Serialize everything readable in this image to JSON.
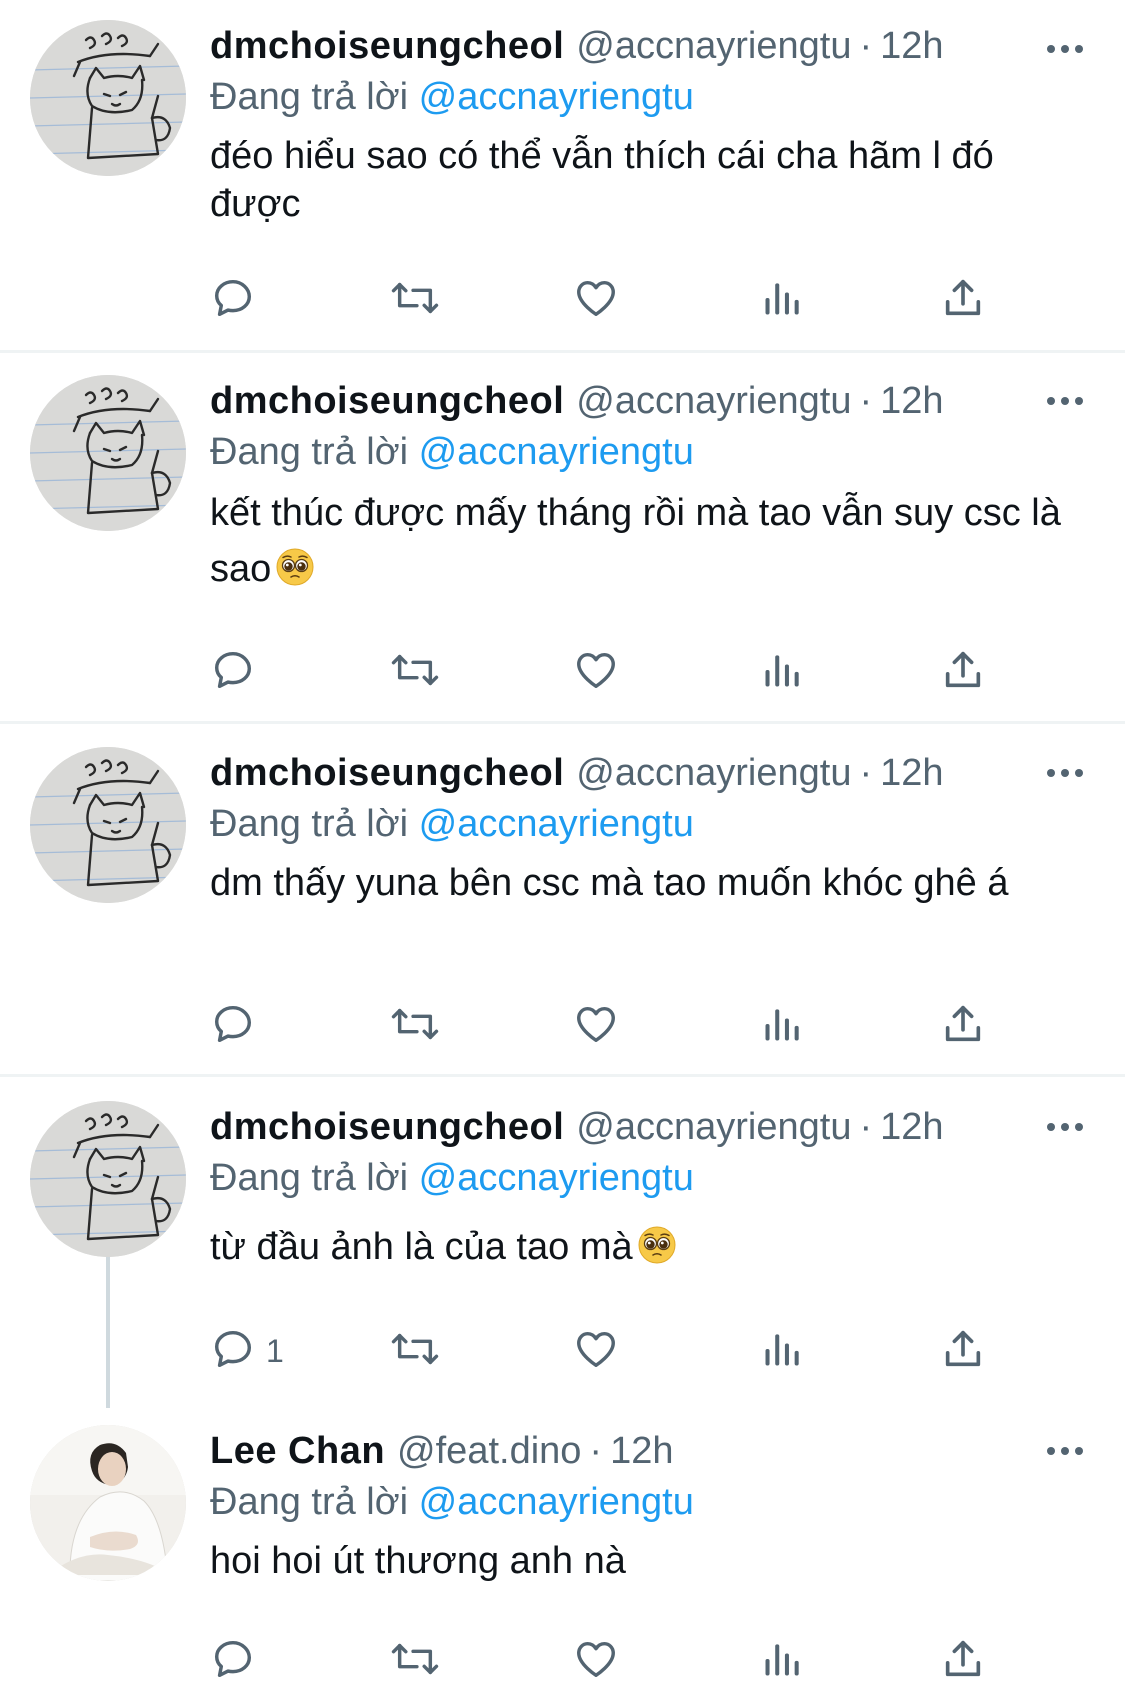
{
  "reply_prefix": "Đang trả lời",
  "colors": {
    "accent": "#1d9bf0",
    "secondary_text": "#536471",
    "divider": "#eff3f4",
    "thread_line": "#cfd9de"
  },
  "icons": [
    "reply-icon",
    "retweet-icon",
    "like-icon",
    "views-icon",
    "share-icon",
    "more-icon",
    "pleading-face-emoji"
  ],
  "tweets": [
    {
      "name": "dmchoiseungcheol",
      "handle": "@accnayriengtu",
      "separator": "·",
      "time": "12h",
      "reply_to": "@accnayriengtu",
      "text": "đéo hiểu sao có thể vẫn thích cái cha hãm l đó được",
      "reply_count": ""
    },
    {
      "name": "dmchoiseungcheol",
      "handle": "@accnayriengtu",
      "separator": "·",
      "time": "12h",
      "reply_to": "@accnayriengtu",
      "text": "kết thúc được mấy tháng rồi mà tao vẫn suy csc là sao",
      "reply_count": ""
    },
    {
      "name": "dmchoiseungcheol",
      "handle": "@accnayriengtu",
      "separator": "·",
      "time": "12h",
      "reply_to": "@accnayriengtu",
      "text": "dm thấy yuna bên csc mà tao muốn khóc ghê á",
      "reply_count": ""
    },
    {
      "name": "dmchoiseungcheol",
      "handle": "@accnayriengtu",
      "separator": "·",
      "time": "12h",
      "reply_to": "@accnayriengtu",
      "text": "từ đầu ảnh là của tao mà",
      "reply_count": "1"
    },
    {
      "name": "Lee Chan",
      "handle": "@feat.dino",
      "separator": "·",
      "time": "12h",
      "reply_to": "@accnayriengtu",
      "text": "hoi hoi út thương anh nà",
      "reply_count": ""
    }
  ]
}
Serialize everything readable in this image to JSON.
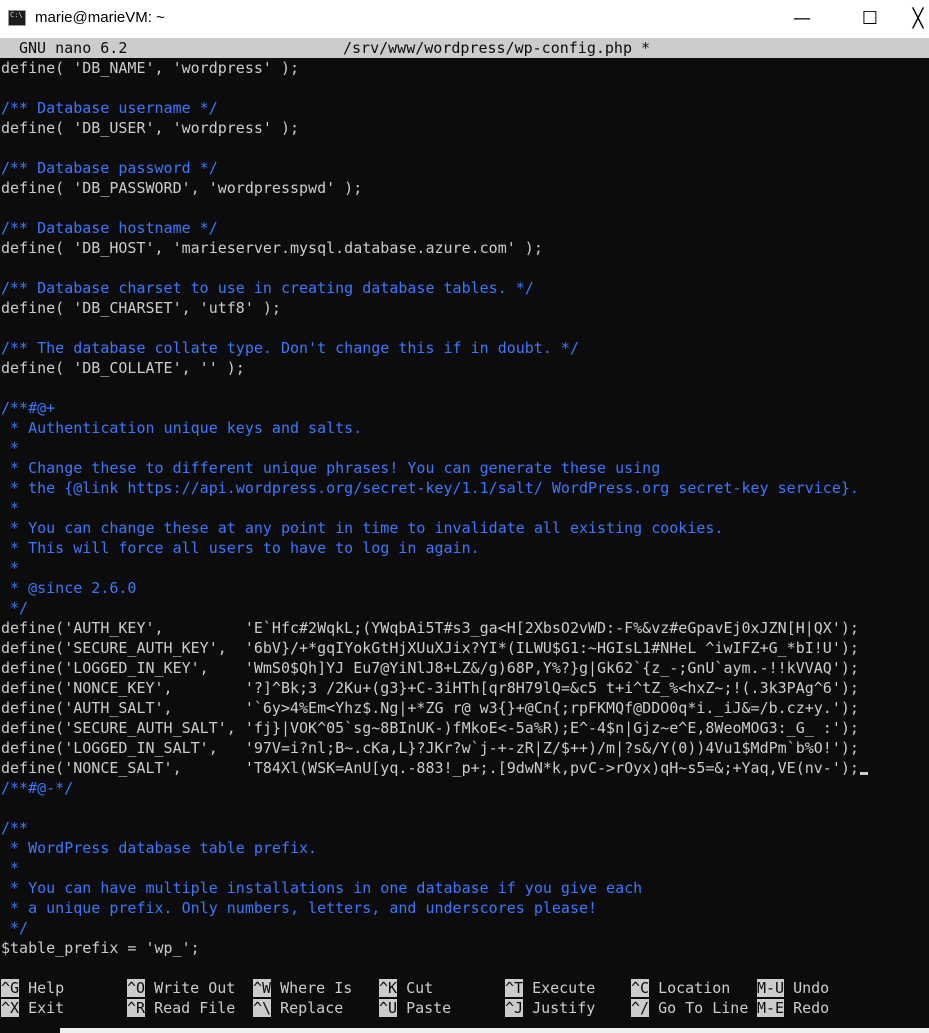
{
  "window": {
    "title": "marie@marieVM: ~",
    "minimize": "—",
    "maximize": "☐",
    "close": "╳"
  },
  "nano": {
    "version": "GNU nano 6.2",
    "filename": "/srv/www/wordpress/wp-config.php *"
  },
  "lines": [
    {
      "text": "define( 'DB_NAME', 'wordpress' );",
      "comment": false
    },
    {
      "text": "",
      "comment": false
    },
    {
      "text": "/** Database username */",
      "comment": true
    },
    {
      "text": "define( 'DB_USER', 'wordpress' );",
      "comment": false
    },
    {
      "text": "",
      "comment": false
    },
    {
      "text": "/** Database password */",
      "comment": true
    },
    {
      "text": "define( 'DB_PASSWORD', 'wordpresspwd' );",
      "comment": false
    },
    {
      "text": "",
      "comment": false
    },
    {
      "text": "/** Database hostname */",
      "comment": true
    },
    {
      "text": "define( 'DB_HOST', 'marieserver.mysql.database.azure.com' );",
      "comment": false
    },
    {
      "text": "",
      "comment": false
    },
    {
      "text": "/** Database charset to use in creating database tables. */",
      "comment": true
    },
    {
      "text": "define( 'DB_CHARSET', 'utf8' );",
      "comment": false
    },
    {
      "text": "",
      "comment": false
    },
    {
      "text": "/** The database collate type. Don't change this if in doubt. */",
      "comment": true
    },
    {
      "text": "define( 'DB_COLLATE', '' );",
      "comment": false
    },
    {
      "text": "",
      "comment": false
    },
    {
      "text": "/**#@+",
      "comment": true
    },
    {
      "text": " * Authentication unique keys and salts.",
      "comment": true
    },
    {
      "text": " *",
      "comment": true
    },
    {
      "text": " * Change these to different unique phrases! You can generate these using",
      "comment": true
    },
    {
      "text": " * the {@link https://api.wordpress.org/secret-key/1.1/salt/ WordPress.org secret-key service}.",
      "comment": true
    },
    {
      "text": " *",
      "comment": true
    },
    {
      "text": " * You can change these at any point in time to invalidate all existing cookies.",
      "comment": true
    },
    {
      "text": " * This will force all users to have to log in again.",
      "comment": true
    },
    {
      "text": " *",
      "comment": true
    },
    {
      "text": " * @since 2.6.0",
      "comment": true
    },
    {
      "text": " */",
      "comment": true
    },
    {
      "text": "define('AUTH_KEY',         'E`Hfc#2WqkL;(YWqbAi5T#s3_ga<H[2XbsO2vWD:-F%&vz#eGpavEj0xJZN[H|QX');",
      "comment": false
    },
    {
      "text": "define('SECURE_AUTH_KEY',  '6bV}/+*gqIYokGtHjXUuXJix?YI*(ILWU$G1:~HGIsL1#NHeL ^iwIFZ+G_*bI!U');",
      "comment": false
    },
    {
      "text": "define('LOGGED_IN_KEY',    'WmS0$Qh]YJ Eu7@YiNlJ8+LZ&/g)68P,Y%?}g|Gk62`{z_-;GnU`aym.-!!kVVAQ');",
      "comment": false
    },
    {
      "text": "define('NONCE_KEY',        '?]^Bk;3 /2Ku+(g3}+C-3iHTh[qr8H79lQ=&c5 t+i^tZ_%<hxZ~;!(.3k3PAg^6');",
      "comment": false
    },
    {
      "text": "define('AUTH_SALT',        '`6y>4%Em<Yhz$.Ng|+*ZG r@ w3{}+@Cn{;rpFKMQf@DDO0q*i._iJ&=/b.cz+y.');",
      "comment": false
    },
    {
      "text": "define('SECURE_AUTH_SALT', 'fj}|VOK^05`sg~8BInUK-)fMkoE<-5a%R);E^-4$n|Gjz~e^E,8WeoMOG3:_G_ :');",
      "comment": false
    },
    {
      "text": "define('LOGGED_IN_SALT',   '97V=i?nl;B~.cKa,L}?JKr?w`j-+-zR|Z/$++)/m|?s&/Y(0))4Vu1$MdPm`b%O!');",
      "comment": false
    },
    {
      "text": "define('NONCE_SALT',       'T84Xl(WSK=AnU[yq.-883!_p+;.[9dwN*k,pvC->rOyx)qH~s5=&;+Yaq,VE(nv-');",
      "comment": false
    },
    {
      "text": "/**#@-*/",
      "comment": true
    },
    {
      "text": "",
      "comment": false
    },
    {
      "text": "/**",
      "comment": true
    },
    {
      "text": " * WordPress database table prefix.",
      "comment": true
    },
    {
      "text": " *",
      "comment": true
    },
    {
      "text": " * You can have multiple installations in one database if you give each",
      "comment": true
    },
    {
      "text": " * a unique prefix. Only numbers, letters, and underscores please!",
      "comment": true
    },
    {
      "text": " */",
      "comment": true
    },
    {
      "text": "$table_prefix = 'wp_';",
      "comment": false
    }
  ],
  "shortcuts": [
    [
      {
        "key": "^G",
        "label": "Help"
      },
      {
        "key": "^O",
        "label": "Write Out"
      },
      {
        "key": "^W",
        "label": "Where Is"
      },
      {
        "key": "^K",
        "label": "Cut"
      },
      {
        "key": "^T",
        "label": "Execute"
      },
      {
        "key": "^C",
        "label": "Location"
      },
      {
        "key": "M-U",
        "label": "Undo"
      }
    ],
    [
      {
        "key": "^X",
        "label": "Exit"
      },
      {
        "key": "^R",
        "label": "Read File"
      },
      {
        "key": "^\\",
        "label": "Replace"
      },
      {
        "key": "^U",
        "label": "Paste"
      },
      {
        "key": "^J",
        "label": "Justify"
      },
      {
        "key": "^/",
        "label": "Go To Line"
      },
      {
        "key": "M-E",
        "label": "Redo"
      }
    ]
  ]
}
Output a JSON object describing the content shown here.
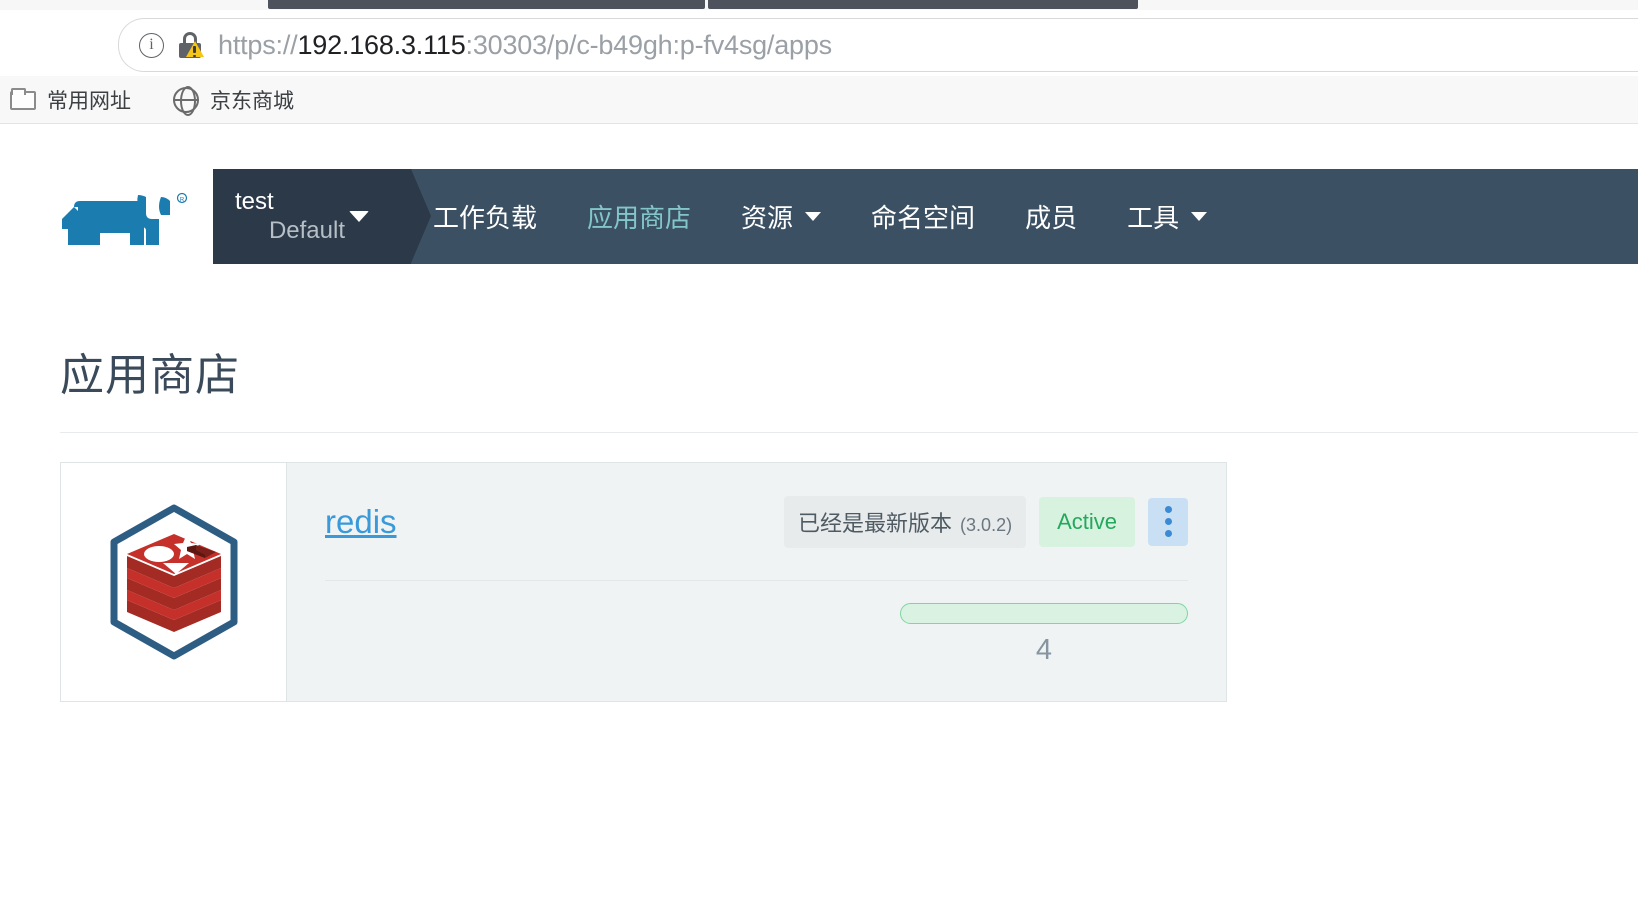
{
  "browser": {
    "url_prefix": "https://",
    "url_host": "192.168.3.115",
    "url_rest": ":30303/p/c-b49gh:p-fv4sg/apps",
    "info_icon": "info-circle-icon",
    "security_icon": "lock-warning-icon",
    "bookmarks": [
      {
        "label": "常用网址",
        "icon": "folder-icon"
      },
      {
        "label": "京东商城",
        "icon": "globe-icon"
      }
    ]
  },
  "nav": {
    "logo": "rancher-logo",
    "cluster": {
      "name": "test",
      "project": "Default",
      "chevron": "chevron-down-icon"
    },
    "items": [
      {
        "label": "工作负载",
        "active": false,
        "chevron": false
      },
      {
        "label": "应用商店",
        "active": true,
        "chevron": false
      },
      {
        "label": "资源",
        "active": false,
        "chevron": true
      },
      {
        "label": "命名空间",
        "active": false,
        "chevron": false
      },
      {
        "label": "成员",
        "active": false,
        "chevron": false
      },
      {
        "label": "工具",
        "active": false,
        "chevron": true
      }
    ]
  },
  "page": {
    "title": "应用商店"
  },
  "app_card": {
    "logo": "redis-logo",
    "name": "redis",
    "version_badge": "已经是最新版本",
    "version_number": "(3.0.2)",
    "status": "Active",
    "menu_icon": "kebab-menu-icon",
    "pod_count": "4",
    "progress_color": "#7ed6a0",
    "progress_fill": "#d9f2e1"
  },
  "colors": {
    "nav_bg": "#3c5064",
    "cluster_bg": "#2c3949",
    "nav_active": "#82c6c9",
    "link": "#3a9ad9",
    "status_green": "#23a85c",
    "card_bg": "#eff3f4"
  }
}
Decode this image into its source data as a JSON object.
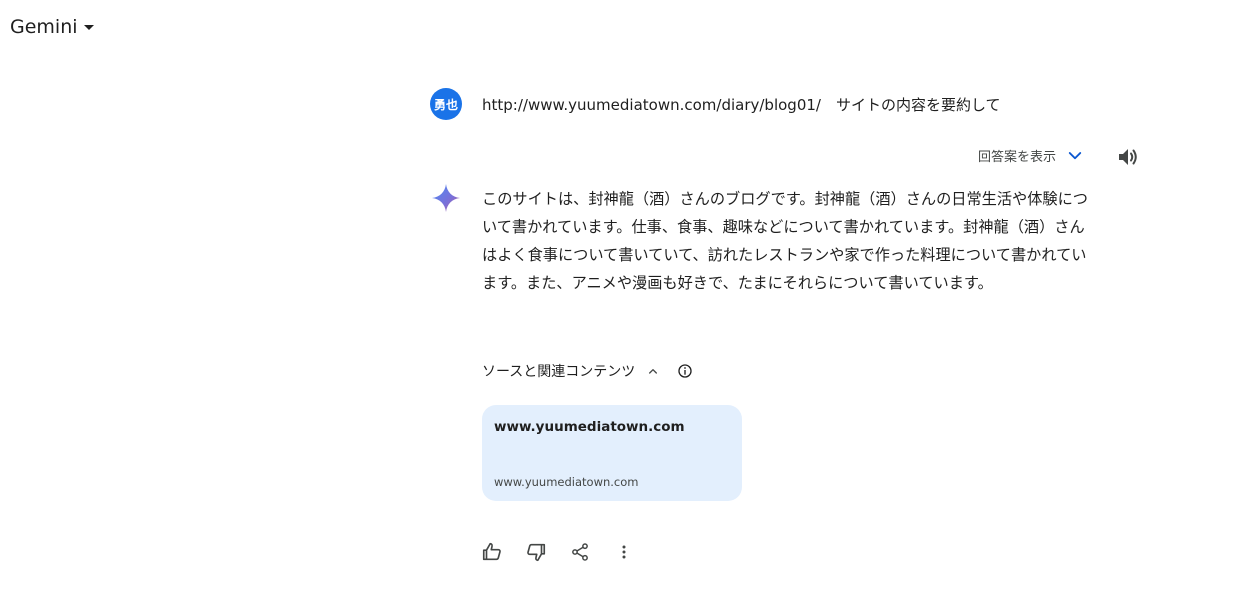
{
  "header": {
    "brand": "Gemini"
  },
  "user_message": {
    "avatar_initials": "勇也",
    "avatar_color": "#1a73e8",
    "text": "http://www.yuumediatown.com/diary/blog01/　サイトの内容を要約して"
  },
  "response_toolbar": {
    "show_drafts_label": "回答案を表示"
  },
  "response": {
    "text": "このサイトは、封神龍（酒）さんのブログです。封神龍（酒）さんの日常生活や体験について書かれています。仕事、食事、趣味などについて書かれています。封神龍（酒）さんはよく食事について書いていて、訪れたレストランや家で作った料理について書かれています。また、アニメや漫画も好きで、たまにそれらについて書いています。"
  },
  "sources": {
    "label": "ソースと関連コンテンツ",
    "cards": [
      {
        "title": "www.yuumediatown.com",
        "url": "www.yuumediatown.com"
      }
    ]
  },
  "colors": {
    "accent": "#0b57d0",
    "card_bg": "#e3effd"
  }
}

▶ [TASK REQUIREMENTS] Exactly those lines that run from the line holding "Decode this image" to the end of the listing above, both included, are to be reproduced, with pictures left out.

▶ [WRITTEN REPLY]
Decode this image into its source data as a JSON object.
{
  "header": {
    "brand": "Gemini"
  },
  "user_message": {
    "avatar_initials": "勇也",
    "avatar_color": "#1a73e8",
    "text": "http://www.yuumediatown.com/diary/blog01/　サイトの内容を要約して"
  },
  "response_toolbar": {
    "show_drafts_label": "回答案を表示"
  },
  "response": {
    "text": "このサイトは、封神龍（酒）さんのブログです。封神龍（酒）さんの日常生活や体験について書かれています。仕事、食事、趣味などについて書かれています。封神龍（酒）さんはよく食事について書いていて、訪れたレストランや家で作った料理について書かれています。また、アニメや漫画も好きで、たまにそれらについて書いています。"
  },
  "sources": {
    "label": "ソースと関連コンテンツ",
    "cards": [
      {
        "title": "www.yuumediatown.com",
        "url": "www.yuumediatown.com"
      }
    ]
  },
  "colors": {
    "accent": "#0b57d0",
    "card_bg": "#e3effd"
  }
}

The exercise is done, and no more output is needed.